> Set task:
Produce the listing below again, exactly as shown.

> Provided records:
::::

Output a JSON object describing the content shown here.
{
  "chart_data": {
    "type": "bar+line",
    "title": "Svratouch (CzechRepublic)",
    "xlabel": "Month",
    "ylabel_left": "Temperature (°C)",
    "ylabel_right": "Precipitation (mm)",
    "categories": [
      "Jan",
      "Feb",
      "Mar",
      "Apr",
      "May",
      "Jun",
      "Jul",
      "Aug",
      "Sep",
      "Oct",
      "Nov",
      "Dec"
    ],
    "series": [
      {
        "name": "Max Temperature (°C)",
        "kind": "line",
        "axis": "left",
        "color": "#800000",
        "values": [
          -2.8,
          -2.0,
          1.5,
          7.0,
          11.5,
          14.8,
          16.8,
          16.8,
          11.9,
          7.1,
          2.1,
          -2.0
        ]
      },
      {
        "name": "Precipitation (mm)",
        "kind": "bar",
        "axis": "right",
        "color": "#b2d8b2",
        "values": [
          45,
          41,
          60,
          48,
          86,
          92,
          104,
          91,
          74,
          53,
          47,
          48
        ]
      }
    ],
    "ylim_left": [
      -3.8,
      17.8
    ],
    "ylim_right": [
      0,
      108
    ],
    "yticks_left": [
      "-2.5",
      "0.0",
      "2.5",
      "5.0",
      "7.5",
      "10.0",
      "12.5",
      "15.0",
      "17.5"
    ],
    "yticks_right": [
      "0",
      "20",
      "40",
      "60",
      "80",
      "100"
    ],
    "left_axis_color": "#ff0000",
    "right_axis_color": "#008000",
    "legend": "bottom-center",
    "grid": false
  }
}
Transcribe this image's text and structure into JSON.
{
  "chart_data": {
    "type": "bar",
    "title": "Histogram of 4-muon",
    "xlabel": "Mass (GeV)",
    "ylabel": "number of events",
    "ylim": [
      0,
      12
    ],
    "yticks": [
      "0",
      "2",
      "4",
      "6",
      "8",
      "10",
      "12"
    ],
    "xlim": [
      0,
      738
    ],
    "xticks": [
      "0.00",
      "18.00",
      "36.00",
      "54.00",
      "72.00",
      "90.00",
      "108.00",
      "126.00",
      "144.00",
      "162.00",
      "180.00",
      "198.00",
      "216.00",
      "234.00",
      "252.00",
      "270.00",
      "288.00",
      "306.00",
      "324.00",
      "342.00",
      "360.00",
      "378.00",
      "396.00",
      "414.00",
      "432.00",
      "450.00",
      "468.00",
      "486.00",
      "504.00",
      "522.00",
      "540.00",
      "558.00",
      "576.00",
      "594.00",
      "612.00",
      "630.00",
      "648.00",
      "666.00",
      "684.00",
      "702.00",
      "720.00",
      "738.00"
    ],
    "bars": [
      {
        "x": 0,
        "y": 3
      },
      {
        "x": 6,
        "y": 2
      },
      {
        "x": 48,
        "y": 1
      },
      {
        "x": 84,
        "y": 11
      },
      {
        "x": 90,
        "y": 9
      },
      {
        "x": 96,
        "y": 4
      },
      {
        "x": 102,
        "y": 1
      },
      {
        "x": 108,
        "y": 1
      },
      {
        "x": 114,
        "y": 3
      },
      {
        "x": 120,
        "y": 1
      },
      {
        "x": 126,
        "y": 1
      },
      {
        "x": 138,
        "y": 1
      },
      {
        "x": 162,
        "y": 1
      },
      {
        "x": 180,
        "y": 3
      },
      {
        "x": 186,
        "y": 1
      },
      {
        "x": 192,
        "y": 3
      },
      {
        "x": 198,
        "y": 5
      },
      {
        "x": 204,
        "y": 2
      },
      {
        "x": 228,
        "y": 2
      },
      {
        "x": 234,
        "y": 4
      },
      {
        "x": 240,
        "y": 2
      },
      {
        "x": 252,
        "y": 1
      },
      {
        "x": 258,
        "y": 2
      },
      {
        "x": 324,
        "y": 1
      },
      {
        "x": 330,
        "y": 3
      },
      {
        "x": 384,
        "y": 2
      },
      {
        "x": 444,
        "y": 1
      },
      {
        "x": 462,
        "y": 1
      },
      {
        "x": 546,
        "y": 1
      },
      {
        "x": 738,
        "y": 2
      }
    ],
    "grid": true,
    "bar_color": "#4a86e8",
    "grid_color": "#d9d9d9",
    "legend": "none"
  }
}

::::

> Result of the exercise:
Output a JSON object describing the content shown here.
{
  "chart_data": {
    "type": "bar+line",
    "title": "Svratouch (CzechRepublic)",
    "xlabel": "Month",
    "ylabel_left": "Temperature (°C)",
    "ylabel_right": "Precipitation (mm)",
    "categories": [
      "Jan",
      "Feb",
      "Mar",
      "Apr",
      "May",
      "Jun",
      "Jul",
      "Aug",
      "Sep",
      "Oct",
      "Nov",
      "Dec"
    ],
    "series": [
      {
        "name": "Max Temperature (°C)",
        "kind": "line",
        "axis": "left",
        "color": "#800000",
        "values": [
          -2.8,
          -2.0,
          1.5,
          7.0,
          11.5,
          14.8,
          16.8,
          16.8,
          11.9,
          7.1,
          2.1,
          -2.0
        ]
      },
      {
        "name": "Precipitation (mm)",
        "kind": "bar",
        "axis": "right",
        "color": "#b2d8b2",
        "values": [
          45,
          41,
          60,
          48,
          86,
          92,
          104,
          91,
          74,
          53,
          47,
          48
        ]
      }
    ],
    "ylim_left": [
      -3.8,
      17.8
    ],
    "ylim_right": [
      0,
      108
    ],
    "yticks_left": [
      "-2.5",
      "0.0",
      "2.5",
      "5.0",
      "7.5",
      "10.0",
      "12.5",
      "15.0",
      "17.5"
    ],
    "yticks_right": [
      "0",
      "20",
      "40",
      "60",
      "80",
      "100"
    ],
    "left_axis_color": "#ff0000",
    "right_axis_color": "#008000",
    "legend": "bottom-center",
    "grid": false
  }
}
Transcribe this image's text and structure into JSON.
{
  "chart_data": {
    "type": "bar",
    "title": "Histogram of 4-muon",
    "xlabel": "Mass (GeV)",
    "ylabel": "number of events",
    "ylim": [
      0,
      12
    ],
    "yticks": [
      "0",
      "2",
      "4",
      "6",
      "8",
      "10",
      "12"
    ],
    "xlim": [
      0,
      738
    ],
    "xticks": [
      "0.00",
      "18.00",
      "36.00",
      "54.00",
      "72.00",
      "90.00",
      "108.00",
      "126.00",
      "144.00",
      "162.00",
      "180.00",
      "198.00",
      "216.00",
      "234.00",
      "252.00",
      "270.00",
      "288.00",
      "306.00",
      "324.00",
      "342.00",
      "360.00",
      "378.00",
      "396.00",
      "414.00",
      "432.00",
      "450.00",
      "468.00",
      "486.00",
      "504.00",
      "522.00",
      "540.00",
      "558.00",
      "576.00",
      "594.00",
      "612.00",
      "630.00",
      "648.00",
      "666.00",
      "684.00",
      "702.00",
      "720.00",
      "738.00"
    ],
    "bars": [
      {
        "x": 0,
        "y": 3
      },
      {
        "x": 6,
        "y": 2
      },
      {
        "x": 48,
        "y": 1
      },
      {
        "x": 84,
        "y": 11
      },
      {
        "x": 90,
        "y": 9
      },
      {
        "x": 96,
        "y": 4
      },
      {
        "x": 102,
        "y": 1
      },
      {
        "x": 108,
        "y": 1
      },
      {
        "x": 114,
        "y": 3
      },
      {
        "x": 120,
        "y": 1
      },
      {
        "x": 126,
        "y": 1
      },
      {
        "x": 138,
        "y": 1
      },
      {
        "x": 162,
        "y": 1
      },
      {
        "x": 180,
        "y": 3
      },
      {
        "x": 186,
        "y": 1
      },
      {
        "x": 192,
        "y": 3
      },
      {
        "x": 198,
        "y": 5
      },
      {
        "x": 204,
        "y": 2
      },
      {
        "x": 228,
        "y": 2
      },
      {
        "x": 234,
        "y": 4
      },
      {
        "x": 240,
        "y": 2
      },
      {
        "x": 252,
        "y": 1
      },
      {
        "x": 258,
        "y": 2
      },
      {
        "x": 324,
        "y": 1
      },
      {
        "x": 330,
        "y": 3
      },
      {
        "x": 384,
        "y": 2
      },
      {
        "x": 444,
        "y": 1
      },
      {
        "x": 462,
        "y": 1
      },
      {
        "x": 546,
        "y": 1
      },
      {
        "x": 738,
        "y": 2
      }
    ],
    "grid": true,
    "bar_color": "#4a86e8",
    "grid_color": "#d9d9d9",
    "legend": "none"
  }
}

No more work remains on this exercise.